Trecho do texto:

- - - - -

O que mais dói, segundo ela, é ficar longe de seu filho, Elmiro, a quem retirou de seu convívio por questões de segurança. Ele vivia em um dos lotes do assentamento e no início deste ano foi espancado e ameaçado de morte na Vila Isol, uma comunidade próxima ao PDS.

José Cícero da Silva/Agência Pública


Maria Márcia, agricultora ameaçada e presidente da Associação do Produtores e Produtoras Rurais Nova Vitória

Segundo ela, durante o episódio os agressores fizeram referência à atuação militante de Márcia no interior do Terra Nossa. “Eu sei que eu vou morrer. Eu me conformo com a minha morte. Eu só não quero que matem meu filho”, diz emocionada. “Eu sei onde ele tá, mas eu não vou visitar com muito medo de alguém me seguir e matar ele. Não deixo ele chegar muito próximo de mim pra evitar”, afirma.

- - - - -

Instruções do exercício:
• a. No trecho sobre Maria Márcia, por que ela mantém o filho afastado do seu convívio? Responda em uma a três frases.
• b. Substitua "series-label" por "legenda-serie" nos registros, começando na linha que contém "y-tick-label: 0: [79, 777, 87, 793]" e indo até o fim dos registros.
O texto e os registros não têm nenhuma relação entre si.

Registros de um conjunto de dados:
- - - - -

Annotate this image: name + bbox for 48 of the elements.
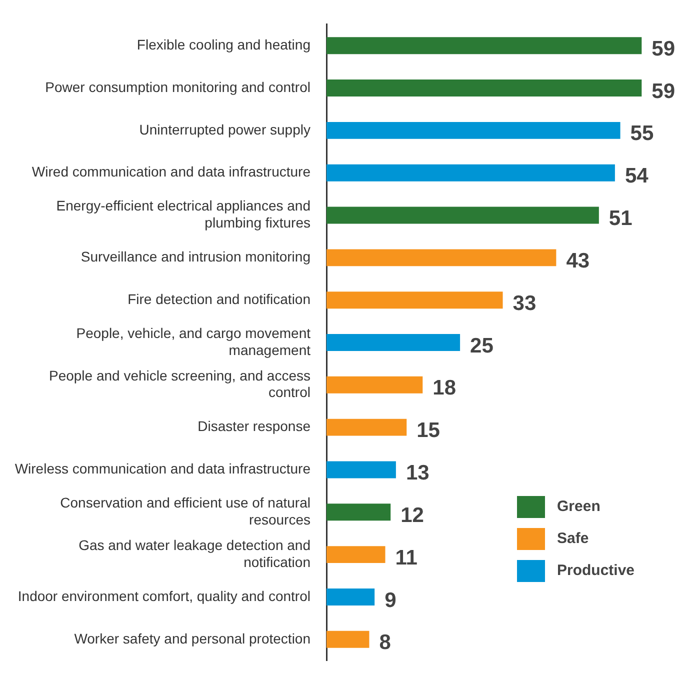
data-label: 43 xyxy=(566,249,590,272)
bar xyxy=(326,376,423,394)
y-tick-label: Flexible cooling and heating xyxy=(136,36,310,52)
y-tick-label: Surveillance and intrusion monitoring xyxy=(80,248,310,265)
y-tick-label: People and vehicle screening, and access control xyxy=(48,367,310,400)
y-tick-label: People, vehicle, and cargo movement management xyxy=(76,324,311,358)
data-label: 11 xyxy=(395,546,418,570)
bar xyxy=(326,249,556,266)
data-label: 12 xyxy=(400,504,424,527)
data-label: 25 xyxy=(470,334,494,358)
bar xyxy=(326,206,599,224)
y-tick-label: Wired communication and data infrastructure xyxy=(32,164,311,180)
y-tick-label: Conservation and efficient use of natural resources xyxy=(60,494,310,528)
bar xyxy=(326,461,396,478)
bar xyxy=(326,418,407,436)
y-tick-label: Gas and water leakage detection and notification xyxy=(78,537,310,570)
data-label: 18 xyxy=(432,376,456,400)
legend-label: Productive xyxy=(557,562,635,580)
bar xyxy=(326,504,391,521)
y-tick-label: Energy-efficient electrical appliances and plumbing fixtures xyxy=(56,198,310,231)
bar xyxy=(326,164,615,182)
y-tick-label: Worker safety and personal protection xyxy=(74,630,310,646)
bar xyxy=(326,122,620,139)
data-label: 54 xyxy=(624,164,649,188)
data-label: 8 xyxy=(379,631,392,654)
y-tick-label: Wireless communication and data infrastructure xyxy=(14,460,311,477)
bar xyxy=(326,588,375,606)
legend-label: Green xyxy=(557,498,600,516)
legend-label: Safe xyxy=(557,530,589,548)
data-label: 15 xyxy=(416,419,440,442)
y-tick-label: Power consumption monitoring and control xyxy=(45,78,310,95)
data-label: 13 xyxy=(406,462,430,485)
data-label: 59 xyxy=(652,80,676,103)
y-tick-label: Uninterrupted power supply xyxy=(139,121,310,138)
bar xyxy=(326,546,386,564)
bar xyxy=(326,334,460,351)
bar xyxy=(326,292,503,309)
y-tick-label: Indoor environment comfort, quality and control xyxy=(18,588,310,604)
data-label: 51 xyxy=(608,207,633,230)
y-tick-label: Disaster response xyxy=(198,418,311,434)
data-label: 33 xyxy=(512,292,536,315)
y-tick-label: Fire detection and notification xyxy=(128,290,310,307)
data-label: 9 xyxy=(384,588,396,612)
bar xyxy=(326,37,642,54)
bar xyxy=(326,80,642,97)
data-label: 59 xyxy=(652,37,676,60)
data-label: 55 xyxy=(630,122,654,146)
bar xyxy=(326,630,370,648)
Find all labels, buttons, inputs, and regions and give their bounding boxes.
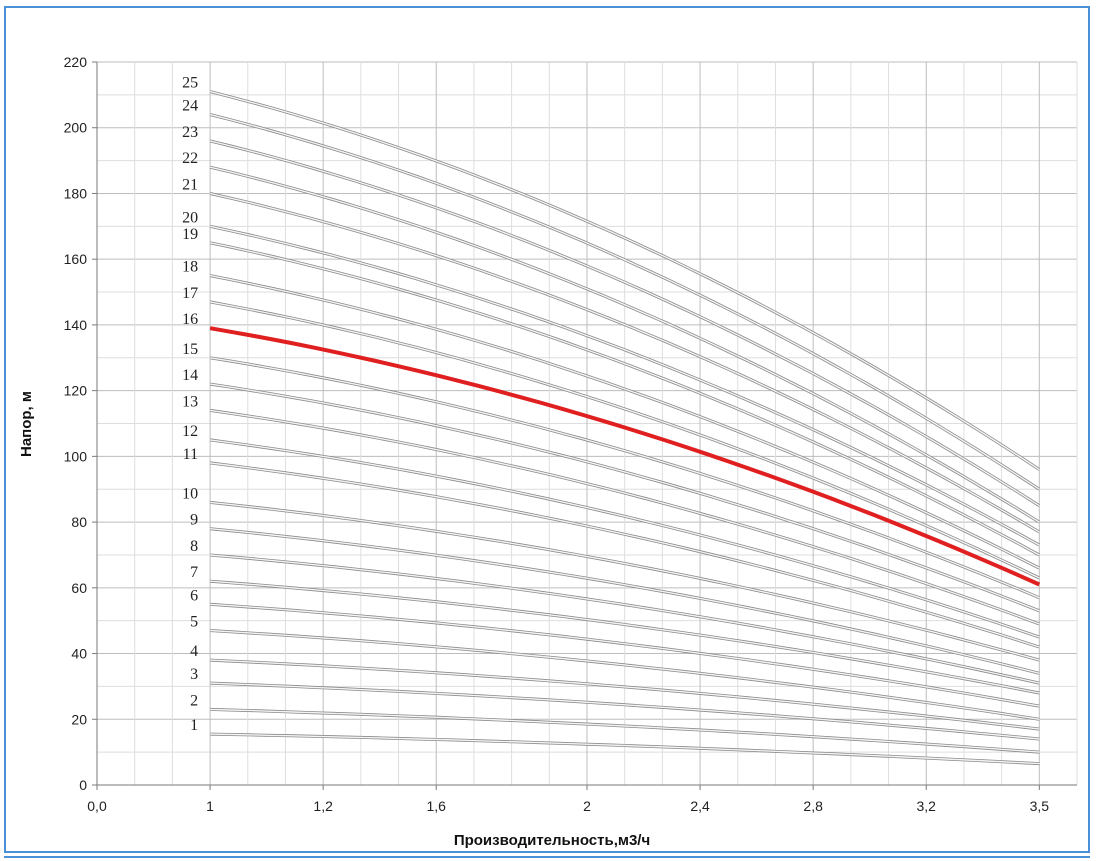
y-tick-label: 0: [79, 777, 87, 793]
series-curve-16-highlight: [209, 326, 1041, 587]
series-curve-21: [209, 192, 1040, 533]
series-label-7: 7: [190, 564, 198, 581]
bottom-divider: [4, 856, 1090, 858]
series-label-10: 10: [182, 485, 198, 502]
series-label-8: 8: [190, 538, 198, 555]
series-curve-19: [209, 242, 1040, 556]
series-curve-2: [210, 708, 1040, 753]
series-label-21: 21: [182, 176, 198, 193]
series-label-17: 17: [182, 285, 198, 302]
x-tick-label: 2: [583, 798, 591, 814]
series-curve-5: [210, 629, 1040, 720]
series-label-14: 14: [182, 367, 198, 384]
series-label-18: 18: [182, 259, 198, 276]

- - - - -

Resultados por tarefa:
• a. Ela afastou o filho, Elmiro, por questões de segurança, porque teme que alguém a siga quando for visitá-lo e acabe matando-o. Por isso, não o deixa chegar muito perto dela.

• b.
y-tick-label: 0: [79, 777, 87, 793]
series-curve-16-highlight: [209, 326, 1041, 587]
series-curve-21: [209, 192, 1040, 533]
legenda-serie-7: 7: [190, 564, 198, 581]
bottom-divider: [4, 856, 1090, 858]
legenda-serie-10: 10: [182, 485, 198, 502]
legenda-serie-8: 8: [190, 538, 198, 555]
series-curve-19: [209, 242, 1040, 556]
series-curve-2: [210, 708, 1040, 753]
legenda-serie-21: 21: [182, 176, 198, 193]
legenda-serie-17: 17: [182, 285, 198, 302]
x-tick-label: 2: [583, 798, 591, 814]
series-curve-5: [210, 629, 1040, 720]
legenda-serie-14: 14: [182, 367, 198, 384]
legenda-serie-18: 18: [182, 259, 198, 276]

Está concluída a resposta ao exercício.